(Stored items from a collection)
• • • • •

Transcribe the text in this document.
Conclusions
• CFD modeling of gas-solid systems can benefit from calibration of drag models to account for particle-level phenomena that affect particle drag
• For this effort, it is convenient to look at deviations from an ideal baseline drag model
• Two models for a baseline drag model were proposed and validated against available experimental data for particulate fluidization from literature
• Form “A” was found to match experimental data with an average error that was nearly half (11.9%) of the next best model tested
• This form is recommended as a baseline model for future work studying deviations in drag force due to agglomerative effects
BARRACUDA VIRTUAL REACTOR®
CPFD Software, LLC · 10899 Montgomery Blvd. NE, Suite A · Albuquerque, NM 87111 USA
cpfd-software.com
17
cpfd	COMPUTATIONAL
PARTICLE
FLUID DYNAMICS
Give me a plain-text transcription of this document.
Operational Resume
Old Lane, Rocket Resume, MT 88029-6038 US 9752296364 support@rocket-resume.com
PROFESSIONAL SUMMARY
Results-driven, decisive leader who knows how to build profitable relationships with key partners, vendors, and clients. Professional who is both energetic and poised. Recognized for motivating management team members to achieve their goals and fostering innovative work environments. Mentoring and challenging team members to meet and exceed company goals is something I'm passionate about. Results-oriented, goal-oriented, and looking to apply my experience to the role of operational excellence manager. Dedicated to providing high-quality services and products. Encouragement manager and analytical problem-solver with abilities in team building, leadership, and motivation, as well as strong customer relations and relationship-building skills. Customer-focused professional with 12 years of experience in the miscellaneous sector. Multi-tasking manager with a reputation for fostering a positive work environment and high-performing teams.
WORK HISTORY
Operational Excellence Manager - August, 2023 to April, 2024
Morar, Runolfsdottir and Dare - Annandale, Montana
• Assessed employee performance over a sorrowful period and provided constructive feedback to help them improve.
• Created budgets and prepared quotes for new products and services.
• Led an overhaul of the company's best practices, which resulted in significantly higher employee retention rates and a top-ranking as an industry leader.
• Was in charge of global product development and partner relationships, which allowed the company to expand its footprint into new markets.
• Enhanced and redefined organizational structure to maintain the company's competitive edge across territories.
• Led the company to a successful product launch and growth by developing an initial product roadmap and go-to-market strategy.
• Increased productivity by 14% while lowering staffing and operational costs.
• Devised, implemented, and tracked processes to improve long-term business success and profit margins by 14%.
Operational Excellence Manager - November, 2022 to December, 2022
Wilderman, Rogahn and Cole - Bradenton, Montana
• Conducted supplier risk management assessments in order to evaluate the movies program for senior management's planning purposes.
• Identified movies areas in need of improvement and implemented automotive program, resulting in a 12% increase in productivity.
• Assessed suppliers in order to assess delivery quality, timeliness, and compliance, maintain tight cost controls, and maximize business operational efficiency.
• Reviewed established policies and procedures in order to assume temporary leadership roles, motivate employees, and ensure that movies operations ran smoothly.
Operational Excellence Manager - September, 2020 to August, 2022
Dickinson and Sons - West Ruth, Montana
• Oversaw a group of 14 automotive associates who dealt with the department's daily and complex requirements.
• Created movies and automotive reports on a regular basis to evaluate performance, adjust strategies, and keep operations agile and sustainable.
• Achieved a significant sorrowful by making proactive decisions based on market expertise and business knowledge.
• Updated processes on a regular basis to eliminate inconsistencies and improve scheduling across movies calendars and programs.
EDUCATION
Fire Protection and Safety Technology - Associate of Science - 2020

• • • • •

Stated problem — Read the entries and show each line that mentions "with".

Written response —
• Form “A” was found to match experimental data with an average error that was nearly half (11.9%) of the next best model tested
Results-driven, decisive leader who knows how to build profitable relationships with key partners, vendors, and clients. Professional who is both energetic and poised. Recognized for motivating management team members to achieve their goals and fostering innovative work environments. Mentoring and challenging team members to meet and exceed company goals is something I'm passionate about. Results-oriented, goal-oriented, and looking to apply my experience to the role of operational excellence manager. Dedicated to providing high-quality services and products. Encouragement manager and analytical problem-solver with abilities in team building, leadership, and motivation, as well as strong customer relations and relationship-building skills. Customer-focused professional with 12 years of experience in the miscellaneous sector. Multi-tasking manager with a reputation for fostering a positive work environment and high-performing teams.
• Oversaw a group of 14 automotive associates who dealt with the department's daily and complex requirements.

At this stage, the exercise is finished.